[Provided material start]

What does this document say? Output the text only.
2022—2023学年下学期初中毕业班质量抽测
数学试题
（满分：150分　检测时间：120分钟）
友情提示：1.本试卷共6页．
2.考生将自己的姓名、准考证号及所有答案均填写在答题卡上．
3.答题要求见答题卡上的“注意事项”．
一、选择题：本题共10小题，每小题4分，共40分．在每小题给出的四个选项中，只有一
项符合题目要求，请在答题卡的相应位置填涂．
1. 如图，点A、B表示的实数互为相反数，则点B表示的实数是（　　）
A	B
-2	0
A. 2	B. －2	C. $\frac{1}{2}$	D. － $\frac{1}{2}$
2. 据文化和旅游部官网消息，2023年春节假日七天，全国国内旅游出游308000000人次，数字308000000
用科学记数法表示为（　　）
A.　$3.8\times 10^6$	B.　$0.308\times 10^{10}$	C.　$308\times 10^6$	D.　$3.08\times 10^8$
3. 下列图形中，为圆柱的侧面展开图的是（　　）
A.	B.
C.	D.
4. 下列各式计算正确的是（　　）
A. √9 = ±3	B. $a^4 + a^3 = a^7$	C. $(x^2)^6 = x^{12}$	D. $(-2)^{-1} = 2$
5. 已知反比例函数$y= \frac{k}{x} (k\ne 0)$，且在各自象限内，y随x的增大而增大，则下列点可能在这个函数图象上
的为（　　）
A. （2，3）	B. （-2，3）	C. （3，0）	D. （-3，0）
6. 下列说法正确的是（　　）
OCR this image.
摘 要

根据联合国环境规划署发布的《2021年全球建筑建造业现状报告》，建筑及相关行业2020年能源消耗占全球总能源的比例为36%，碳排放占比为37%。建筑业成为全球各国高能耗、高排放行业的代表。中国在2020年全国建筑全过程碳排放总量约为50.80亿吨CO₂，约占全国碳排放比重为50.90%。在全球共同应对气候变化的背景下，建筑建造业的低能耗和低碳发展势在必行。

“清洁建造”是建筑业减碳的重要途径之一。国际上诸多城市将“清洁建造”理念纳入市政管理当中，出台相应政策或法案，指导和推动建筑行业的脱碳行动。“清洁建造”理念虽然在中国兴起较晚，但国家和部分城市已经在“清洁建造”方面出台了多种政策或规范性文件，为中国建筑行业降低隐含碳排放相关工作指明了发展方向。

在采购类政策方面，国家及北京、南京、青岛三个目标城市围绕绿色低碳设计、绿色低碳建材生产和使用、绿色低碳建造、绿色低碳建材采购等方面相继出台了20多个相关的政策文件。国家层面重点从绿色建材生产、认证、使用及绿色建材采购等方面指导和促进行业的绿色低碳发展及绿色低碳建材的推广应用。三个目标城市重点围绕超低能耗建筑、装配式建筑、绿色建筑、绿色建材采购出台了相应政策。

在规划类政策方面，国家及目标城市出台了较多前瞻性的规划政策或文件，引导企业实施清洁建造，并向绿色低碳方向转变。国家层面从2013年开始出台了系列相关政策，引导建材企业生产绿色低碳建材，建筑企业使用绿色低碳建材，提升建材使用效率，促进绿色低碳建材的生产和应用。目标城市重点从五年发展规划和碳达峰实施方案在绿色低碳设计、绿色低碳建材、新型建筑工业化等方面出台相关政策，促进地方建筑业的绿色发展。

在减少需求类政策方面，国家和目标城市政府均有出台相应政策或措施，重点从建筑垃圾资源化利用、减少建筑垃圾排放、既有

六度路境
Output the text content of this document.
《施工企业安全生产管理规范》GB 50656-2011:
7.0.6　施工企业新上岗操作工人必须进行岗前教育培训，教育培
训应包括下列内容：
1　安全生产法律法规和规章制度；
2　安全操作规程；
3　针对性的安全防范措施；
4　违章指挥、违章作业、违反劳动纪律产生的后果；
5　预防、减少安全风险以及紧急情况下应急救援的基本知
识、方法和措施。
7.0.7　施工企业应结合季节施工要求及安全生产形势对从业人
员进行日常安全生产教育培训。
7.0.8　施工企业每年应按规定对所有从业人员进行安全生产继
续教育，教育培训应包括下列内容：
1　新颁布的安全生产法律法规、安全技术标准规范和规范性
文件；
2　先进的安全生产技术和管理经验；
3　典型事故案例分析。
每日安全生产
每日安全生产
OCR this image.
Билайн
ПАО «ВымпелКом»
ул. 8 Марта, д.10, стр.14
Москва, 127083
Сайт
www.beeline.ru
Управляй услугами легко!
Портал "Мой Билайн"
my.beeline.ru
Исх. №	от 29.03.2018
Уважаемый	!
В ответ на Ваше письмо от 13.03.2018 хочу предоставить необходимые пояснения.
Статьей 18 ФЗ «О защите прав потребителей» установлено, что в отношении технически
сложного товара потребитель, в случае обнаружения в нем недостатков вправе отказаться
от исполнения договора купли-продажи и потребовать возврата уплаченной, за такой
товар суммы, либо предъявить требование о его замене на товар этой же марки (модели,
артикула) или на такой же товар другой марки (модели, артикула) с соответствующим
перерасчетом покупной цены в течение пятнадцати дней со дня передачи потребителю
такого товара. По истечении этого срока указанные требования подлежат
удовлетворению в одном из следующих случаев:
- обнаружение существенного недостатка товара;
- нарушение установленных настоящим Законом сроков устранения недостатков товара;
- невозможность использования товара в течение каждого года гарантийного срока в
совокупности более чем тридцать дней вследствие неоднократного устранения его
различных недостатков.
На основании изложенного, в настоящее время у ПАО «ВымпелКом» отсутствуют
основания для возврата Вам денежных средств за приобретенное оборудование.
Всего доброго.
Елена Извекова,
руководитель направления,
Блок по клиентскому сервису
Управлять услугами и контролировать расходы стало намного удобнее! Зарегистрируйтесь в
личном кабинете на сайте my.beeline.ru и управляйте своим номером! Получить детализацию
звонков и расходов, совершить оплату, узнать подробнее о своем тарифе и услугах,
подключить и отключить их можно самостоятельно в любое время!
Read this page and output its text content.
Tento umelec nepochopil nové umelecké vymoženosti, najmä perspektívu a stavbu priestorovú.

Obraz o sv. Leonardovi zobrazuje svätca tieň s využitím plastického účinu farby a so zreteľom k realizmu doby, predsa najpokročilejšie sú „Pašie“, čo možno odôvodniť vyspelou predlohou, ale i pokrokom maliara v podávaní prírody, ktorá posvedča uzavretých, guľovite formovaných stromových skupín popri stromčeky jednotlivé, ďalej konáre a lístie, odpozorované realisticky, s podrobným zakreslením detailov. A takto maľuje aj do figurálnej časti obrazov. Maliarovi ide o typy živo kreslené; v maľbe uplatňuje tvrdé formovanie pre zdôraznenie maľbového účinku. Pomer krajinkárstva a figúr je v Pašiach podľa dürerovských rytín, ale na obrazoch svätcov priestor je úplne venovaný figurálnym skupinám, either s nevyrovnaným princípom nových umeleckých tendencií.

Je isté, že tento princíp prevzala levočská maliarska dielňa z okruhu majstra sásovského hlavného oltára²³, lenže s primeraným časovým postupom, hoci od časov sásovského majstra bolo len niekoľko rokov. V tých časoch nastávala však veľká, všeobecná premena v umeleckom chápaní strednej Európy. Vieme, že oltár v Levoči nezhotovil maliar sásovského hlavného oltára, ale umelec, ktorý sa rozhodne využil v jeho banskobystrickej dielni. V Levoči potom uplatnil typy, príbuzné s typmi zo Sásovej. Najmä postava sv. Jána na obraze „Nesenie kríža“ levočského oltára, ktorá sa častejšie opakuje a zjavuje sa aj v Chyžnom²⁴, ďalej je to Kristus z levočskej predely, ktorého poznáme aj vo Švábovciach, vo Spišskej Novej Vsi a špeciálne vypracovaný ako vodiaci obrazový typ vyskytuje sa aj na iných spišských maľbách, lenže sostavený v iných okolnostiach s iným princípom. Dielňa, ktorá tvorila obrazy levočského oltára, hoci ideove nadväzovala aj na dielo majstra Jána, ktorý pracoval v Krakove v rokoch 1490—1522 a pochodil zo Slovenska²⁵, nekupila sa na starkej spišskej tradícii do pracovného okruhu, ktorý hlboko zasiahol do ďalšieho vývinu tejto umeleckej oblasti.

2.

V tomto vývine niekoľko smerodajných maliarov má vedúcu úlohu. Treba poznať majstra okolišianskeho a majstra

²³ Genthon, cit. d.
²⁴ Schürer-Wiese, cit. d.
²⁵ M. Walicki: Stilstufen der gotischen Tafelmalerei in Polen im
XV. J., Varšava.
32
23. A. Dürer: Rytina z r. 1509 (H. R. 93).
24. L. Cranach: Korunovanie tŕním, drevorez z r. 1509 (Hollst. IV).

[Provided material end]

Only the number is needed here: how many lines of the records contain "дней"?

2